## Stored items
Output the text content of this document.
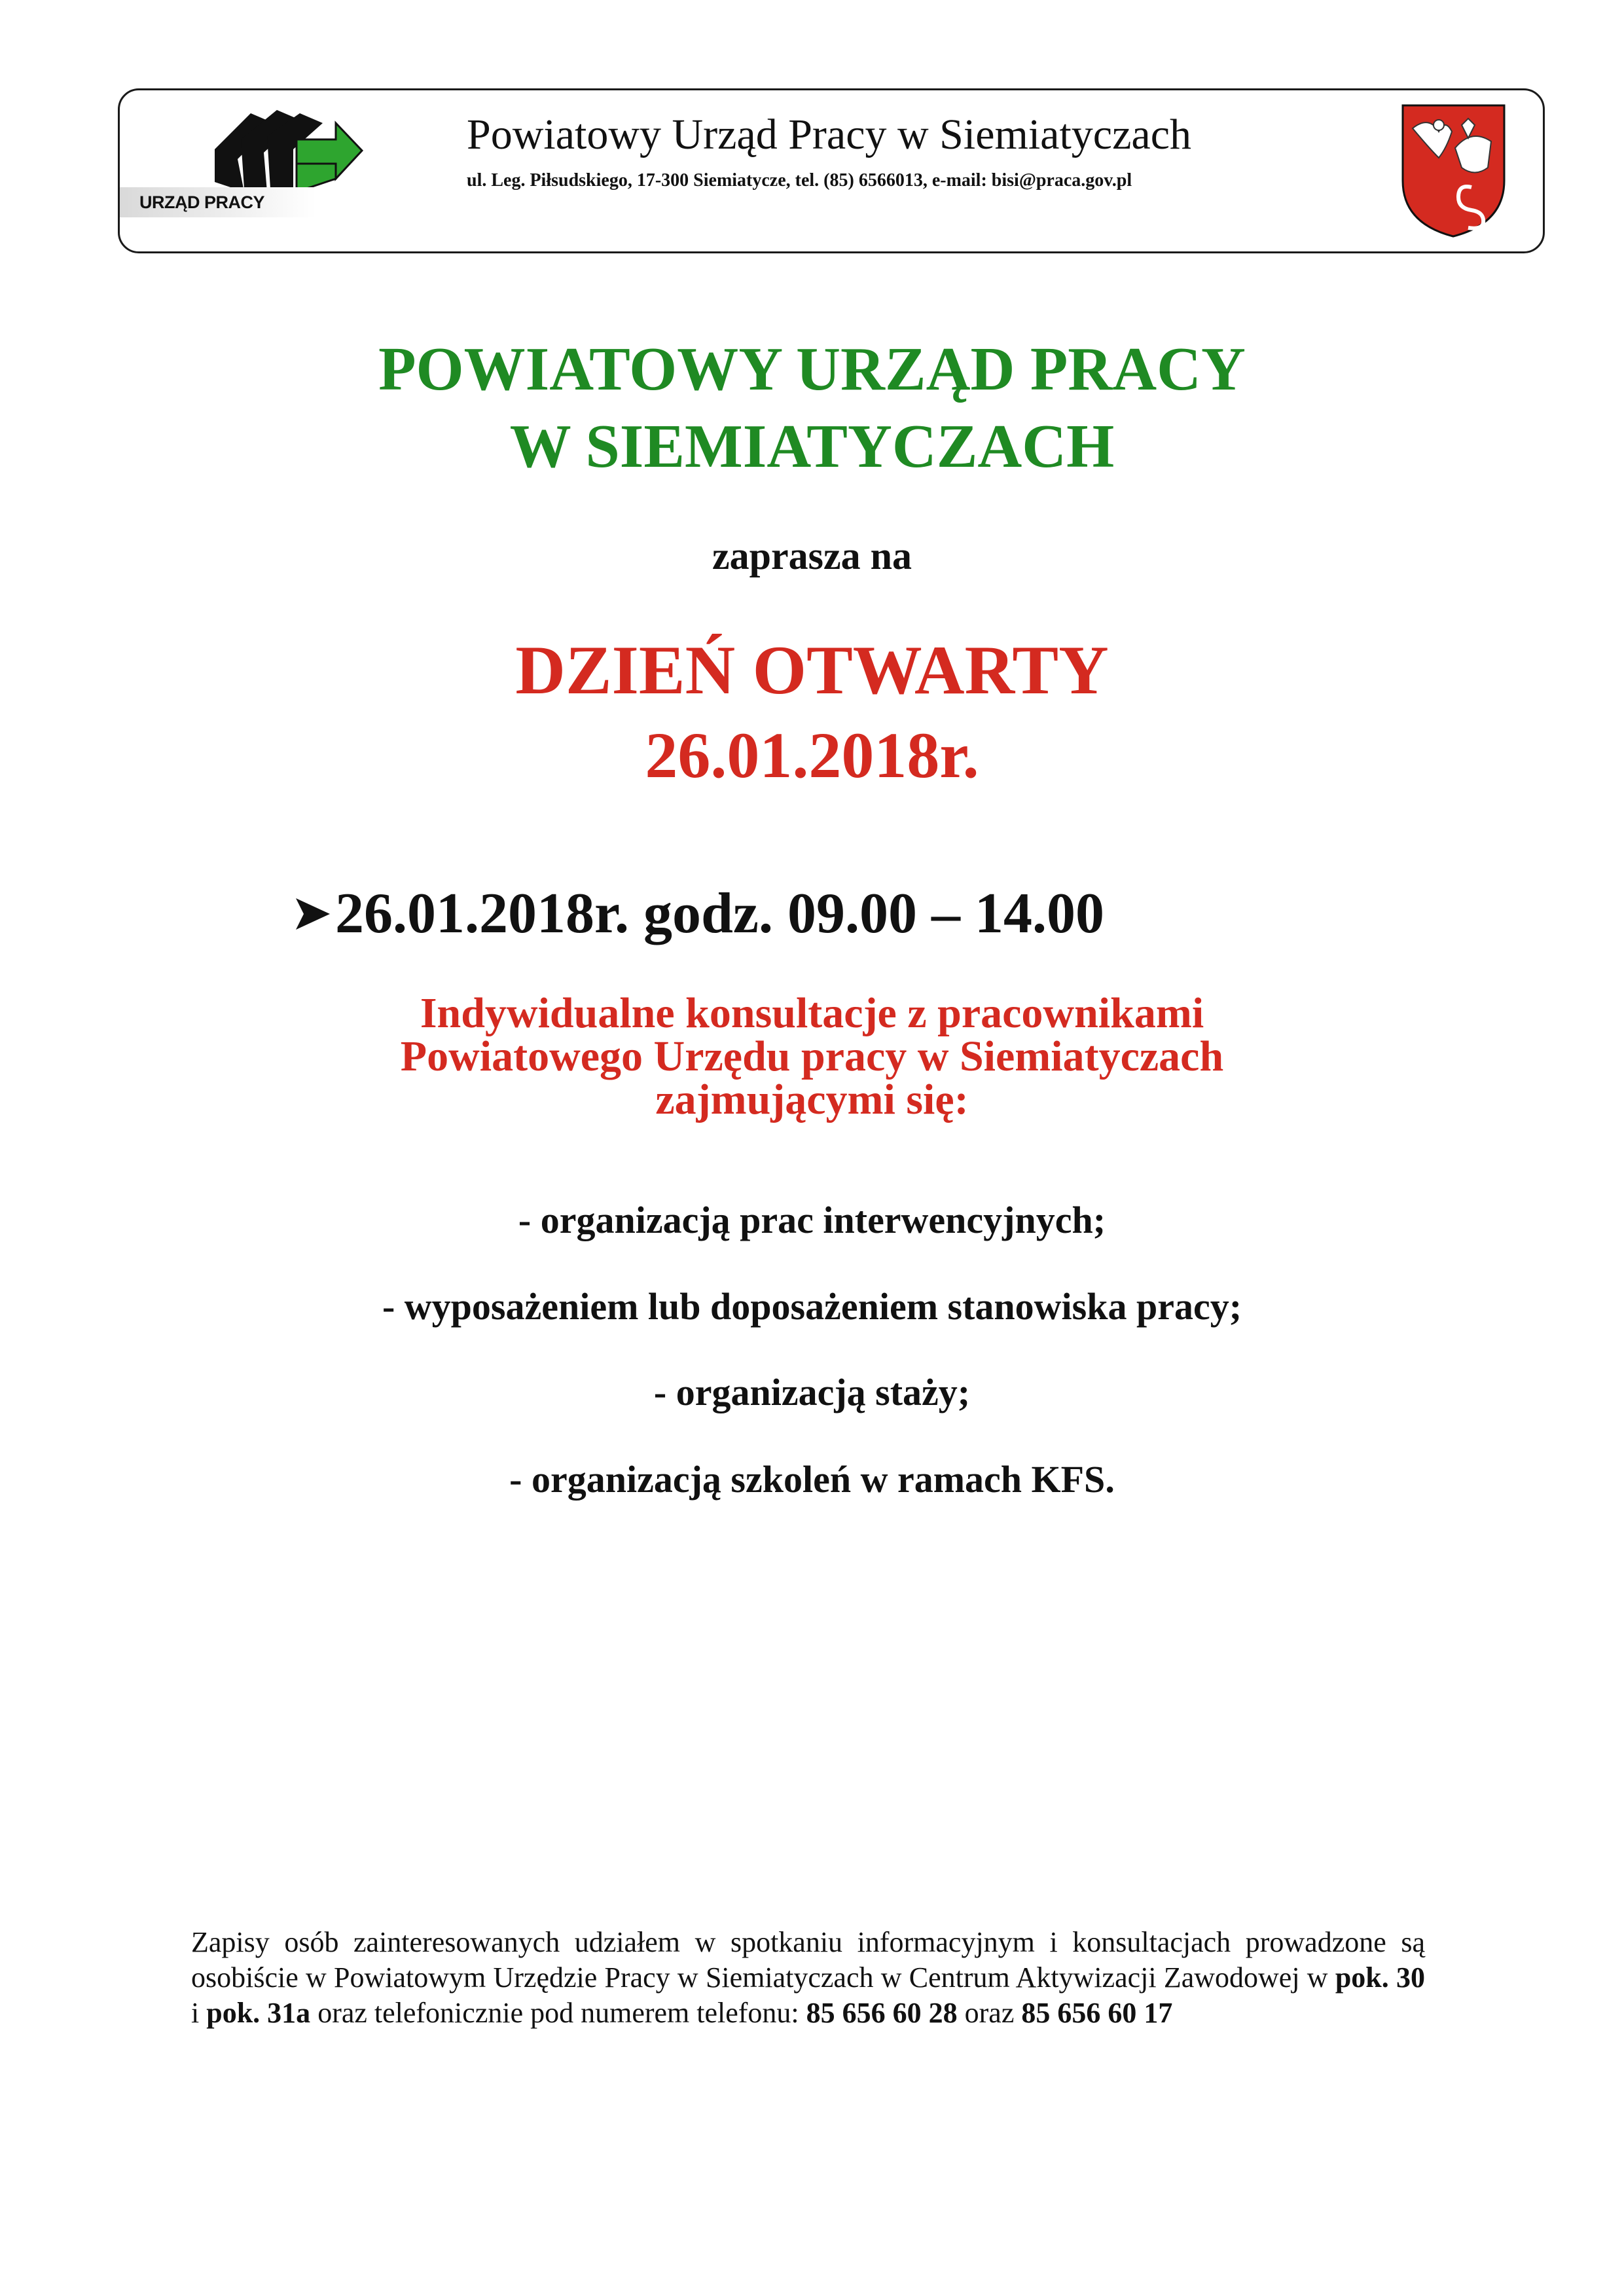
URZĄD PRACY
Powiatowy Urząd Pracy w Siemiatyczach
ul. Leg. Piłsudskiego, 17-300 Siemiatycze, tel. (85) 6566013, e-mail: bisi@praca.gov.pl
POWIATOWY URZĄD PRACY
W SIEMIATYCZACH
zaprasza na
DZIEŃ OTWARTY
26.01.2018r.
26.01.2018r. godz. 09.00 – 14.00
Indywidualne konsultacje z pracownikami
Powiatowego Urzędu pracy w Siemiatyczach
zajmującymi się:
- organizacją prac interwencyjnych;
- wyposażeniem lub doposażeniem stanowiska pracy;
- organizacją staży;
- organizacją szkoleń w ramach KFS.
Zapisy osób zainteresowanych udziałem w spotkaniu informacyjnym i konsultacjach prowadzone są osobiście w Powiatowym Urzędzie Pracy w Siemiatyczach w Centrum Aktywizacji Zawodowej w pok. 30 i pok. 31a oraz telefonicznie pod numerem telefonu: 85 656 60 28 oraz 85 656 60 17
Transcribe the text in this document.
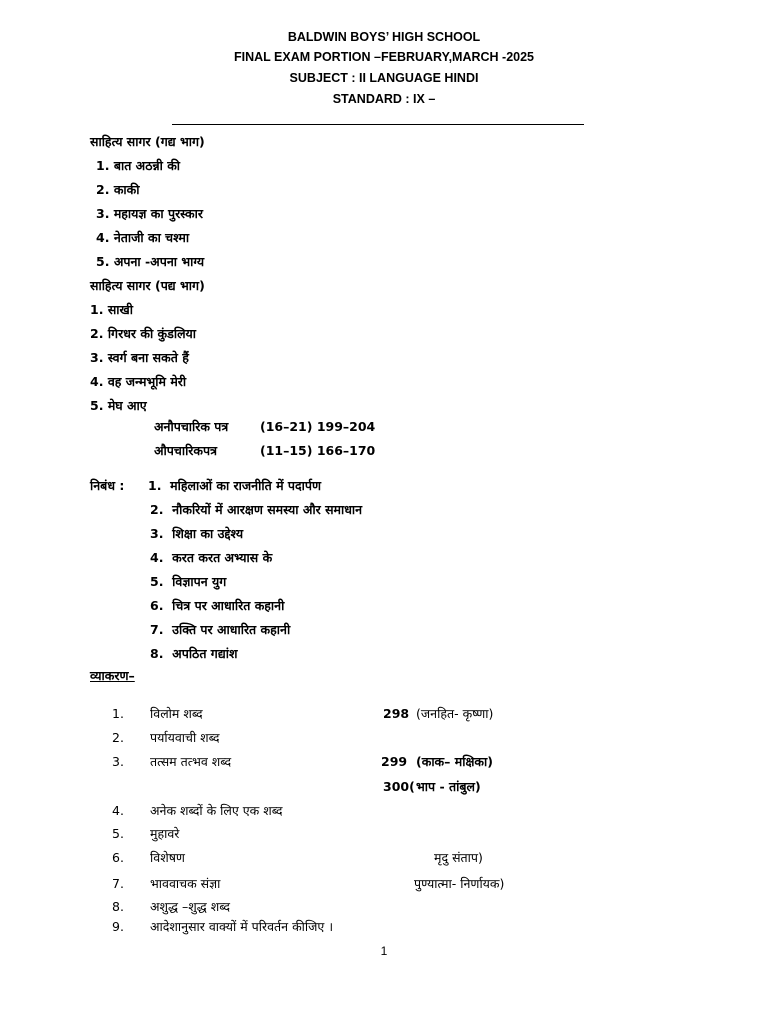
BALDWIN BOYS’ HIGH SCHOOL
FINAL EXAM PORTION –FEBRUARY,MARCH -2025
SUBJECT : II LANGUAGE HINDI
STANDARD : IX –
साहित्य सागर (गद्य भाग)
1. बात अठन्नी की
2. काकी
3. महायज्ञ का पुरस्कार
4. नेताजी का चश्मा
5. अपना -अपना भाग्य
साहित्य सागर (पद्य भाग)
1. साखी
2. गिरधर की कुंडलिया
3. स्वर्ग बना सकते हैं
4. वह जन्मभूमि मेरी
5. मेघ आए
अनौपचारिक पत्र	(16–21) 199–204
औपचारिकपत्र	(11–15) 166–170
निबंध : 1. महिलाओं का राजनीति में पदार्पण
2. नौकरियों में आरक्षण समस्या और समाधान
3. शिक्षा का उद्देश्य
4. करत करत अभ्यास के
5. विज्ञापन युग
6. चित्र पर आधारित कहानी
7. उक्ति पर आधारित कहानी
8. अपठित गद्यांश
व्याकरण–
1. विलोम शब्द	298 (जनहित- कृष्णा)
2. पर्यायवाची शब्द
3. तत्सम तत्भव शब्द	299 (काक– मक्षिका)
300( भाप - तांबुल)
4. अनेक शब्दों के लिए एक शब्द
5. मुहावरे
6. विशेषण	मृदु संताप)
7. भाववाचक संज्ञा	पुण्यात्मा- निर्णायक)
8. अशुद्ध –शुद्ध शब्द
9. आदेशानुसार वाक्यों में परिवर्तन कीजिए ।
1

## What to do
Without including any picture, repeat the data exactly.

## Full solution
Output the text content of this document.
URZĄD PRACY
Powiatowy Urząd Pracy w Siemiatyczach
ul. Leg. Piłsudskiego, 17-300 Siemiatycze, tel. (85) 6566013, e-mail: bisi@praca.gov.pl
POWIATOWY URZĄD PRACY
W SIEMIATYCZACH
zaprasza na
DZIEŃ OTWARTY
26.01.2018r.
26.01.2018r. godz. 09.00 – 14.00
Indywidualne konsultacje z pracownikami
Powiatowego Urzędu pracy w Siemiatyczach
zajmującymi się:
- organizacją prac interwencyjnych;
- wyposażeniem lub doposażeniem stanowiska pracy;
- organizacją staży;
- organizacją szkoleń w ramach KFS.
Zapisy osób zainteresowanych udziałem w spotkaniu informacyjnym i konsultacjach prowadzone są osobiście w Powiatowym Urzędzie Pracy w Siemiatyczach w Centrum Aktywizacji Zawodowej w pok. 30 i pok. 31a oraz telefonicznie pod numerem telefonu: 85 656 60 28 oraz 85 656 60 17
Transcribe the text in this document.
BALDWIN BOYS’ HIGH SCHOOL
FINAL EXAM PORTION –FEBRUARY,MARCH -2025
SUBJECT : II LANGUAGE HINDI
STANDARD : IX –
साहित्य सागर (गद्य भाग)
1. बात अठन्नी की
2. काकी
3. महायज्ञ का पुरस्कार
4. नेताजी का चश्मा
5. अपना -अपना भाग्य
साहित्य सागर (पद्य भाग)
1. साखी
2. गिरधर की कुंडलिया
3. स्वर्ग बना सकते हैं
4. वह जन्मभूमि मेरी
5. मेघ आए
अनौपचारिक पत्र	(16–21) 199–204
औपचारिकपत्र	(11–15) 166–170
निबंध : 1. महिलाओं का राजनीति में पदार्पण
2. नौकरियों में आरक्षण समस्या और समाधान
3. शिक्षा का उद्देश्य
4. करत करत अभ्यास के
5. विज्ञापन युग
6. चित्र पर आधारित कहानी
7. उक्ति पर आधारित कहानी
8. अपठित गद्यांश
व्याकरण–
1. विलोम शब्द	298 (जनहित- कृष्णा)
2. पर्यायवाची शब्द
3. तत्सम तत्भव शब्द	299 (काक– मक्षिका)
300( भाप - तांबुल)
4. अनेक शब्दों के लिए एक शब्द
5. मुहावरे
6. विशेषण	मृदु संताप)
7. भाववाचक संज्ञा	पुण्यात्मा- निर्णायक)
8. अशुद्ध –शुद्ध शब्द
9. आदेशानुसार वाक्यों में परिवर्तन कीजिए ।
1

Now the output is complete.